EXERCISE DESCRIPTION
According to the PTS feature list, which Python version is the toolkit developed for?

Key features of the Python Toolkit for SKIRT (PTS)
Working with SKIRT:
- Interact with SKIRT configuration files.
- Allow automated SKIRT execution (on the local host computer).
- Load SKIRT output files with support for units.
- Convolve SEDs or IFUs with the same broadband filters as those supported by SKIRT.
- Visualize SKIRT output, including image frames, SEDs, density cuts, temperature cuts, polarization maps, and more.
Supporting the SKIRT development process:
- Run functional test cases and prepare test reports.
- Convert various tabulated third-party data formats to SKIRT's unified built-in stored table format.
- Prepare SKIRT built-in resource packs for publication.
- Back up (portions of) the development data/source code directory.
User interface:
- Acessible from the command line, from notebooks (such as Jupyter), and through regular Python function calls.
Code design:
- Developed for Python 3.7 or later using widely available packages only.
- Modern coding practices and nicely documented.

DATA EXCERPTS
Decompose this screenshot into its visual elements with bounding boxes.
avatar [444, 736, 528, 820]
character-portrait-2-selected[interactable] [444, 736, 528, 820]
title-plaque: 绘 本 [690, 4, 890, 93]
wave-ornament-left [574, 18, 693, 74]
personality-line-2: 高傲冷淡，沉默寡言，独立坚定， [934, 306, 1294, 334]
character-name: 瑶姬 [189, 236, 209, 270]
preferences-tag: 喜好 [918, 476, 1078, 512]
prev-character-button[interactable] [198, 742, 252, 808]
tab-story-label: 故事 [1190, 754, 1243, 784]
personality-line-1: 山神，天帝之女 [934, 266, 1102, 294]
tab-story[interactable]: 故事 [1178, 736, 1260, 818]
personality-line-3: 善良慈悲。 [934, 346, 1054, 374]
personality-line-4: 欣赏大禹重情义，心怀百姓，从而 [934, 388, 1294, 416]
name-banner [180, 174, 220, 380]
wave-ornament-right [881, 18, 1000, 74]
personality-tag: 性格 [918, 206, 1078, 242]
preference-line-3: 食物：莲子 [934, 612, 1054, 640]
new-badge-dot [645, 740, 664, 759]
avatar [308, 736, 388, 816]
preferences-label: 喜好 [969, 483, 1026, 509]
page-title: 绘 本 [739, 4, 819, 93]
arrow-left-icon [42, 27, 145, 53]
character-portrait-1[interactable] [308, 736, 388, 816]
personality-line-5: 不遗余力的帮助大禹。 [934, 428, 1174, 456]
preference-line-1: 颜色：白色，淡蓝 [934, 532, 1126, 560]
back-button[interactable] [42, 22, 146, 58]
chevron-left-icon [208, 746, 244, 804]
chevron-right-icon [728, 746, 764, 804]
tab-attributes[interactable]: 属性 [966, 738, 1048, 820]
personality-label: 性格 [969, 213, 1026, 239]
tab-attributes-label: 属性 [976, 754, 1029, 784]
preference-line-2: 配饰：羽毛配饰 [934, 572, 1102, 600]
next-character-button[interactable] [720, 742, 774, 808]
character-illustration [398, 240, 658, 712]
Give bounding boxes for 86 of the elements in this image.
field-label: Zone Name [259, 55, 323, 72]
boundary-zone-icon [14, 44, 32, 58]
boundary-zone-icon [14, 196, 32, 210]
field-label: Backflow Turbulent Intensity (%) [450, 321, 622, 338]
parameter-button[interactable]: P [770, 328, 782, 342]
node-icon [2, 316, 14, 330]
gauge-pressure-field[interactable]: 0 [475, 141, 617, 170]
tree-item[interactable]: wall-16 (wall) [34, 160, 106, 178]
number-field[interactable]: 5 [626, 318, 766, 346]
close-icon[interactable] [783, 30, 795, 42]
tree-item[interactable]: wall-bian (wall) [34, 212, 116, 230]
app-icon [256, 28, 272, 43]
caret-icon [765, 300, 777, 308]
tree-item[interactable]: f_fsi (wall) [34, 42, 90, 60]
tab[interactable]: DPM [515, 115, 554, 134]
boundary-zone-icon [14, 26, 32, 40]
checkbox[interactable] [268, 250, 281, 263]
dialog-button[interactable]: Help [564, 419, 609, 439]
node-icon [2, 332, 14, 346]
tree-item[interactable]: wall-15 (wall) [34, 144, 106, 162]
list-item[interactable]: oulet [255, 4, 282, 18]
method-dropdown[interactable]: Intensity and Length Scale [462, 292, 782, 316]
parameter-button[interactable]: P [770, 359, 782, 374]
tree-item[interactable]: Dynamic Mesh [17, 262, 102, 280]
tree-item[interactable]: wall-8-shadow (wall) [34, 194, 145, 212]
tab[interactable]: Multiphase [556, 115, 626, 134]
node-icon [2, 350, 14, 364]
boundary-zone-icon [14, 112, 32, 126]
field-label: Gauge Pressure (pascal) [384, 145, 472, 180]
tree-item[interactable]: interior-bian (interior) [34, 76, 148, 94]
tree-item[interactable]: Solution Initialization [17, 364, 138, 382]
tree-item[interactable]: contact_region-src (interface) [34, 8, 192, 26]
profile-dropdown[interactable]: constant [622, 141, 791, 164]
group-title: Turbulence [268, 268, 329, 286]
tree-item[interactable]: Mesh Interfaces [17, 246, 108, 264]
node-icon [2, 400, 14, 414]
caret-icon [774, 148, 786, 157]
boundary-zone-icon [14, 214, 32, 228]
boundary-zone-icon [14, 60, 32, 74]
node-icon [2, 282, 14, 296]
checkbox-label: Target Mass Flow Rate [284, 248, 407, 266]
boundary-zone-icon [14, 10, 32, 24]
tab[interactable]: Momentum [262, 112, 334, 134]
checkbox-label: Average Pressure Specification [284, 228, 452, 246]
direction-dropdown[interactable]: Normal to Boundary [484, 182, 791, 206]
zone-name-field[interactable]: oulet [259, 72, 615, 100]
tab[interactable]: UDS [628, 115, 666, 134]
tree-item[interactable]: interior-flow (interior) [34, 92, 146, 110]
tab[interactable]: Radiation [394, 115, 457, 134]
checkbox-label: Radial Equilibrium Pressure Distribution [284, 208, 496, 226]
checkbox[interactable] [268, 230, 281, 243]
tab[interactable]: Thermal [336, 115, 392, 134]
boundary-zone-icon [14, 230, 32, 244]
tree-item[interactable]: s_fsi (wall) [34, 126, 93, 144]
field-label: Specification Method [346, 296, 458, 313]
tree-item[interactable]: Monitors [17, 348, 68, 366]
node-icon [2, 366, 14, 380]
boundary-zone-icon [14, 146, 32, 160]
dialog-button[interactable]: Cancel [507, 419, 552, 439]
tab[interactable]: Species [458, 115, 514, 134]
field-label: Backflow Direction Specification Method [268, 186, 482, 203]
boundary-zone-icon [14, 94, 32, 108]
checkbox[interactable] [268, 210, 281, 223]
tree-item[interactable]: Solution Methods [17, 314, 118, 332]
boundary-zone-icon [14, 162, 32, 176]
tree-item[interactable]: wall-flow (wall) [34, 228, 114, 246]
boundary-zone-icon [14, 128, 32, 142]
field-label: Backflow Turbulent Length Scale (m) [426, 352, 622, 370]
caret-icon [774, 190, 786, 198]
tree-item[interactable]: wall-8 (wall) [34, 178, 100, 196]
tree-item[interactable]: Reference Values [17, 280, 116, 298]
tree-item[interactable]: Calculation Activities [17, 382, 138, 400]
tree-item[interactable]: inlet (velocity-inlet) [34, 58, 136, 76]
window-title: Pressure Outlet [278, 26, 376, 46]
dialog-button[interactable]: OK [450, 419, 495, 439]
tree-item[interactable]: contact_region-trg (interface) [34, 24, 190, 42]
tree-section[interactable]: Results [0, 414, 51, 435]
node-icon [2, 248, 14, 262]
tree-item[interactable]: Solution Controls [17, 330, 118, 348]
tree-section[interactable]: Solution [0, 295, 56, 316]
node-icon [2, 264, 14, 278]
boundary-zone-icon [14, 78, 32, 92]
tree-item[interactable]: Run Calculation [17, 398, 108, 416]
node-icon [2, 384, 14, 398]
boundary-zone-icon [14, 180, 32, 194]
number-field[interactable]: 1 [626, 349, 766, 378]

SOLUTION FOR THIS TASK
Python 3.7 or later.